> [Instructions for the task]
Using the listing below, extract each line that has the word "member" in it.

— BEGIN Dataset rows —

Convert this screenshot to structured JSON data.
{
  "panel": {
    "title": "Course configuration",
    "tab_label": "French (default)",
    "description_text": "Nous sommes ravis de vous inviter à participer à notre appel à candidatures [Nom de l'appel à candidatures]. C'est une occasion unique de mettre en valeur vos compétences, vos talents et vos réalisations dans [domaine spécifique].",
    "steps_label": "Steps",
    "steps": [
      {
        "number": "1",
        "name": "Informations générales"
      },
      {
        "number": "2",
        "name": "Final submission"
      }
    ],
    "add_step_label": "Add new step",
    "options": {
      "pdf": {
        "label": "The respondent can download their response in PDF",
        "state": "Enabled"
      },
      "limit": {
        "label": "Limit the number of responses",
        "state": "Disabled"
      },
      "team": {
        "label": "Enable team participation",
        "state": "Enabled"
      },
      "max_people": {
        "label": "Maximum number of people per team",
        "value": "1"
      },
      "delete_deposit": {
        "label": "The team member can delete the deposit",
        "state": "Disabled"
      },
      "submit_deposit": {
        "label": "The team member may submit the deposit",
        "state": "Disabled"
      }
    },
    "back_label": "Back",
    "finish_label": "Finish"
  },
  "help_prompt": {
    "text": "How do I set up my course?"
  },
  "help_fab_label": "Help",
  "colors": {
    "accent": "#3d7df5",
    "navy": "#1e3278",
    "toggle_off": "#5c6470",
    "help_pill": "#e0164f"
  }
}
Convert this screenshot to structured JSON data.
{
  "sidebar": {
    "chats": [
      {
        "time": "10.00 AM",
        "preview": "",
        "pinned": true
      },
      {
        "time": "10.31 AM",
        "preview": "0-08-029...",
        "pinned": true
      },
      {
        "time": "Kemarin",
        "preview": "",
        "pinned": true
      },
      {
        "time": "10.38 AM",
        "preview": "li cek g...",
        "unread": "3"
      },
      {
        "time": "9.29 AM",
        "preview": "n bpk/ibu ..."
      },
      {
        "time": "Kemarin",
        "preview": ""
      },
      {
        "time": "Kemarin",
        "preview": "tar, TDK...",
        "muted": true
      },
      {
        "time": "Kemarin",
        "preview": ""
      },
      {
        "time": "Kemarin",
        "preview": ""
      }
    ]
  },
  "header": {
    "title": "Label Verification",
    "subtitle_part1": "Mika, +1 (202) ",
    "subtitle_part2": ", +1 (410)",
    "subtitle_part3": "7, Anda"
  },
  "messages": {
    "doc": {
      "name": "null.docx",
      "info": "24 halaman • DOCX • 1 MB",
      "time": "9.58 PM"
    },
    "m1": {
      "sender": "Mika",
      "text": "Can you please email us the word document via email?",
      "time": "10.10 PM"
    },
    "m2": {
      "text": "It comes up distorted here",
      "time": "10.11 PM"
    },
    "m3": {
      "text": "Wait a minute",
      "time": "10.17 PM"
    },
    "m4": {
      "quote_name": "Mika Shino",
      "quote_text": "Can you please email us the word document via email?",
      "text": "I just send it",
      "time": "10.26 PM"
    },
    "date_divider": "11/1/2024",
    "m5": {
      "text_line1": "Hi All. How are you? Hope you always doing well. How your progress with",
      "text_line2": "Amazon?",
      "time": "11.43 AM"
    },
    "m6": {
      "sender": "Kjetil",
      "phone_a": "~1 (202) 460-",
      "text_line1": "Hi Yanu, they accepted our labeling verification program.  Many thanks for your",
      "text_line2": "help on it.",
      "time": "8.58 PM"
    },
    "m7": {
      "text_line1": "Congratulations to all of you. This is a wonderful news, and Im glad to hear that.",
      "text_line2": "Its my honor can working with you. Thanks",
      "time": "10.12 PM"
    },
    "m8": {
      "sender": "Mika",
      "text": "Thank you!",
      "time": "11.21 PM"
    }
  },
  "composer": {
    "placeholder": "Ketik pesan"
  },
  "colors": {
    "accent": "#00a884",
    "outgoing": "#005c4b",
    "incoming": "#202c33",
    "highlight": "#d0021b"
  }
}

— END Dataset rows —

> [Solution below]
        "label": "The team member can delete the deposit",
        "label": "The team member may submit the deposit",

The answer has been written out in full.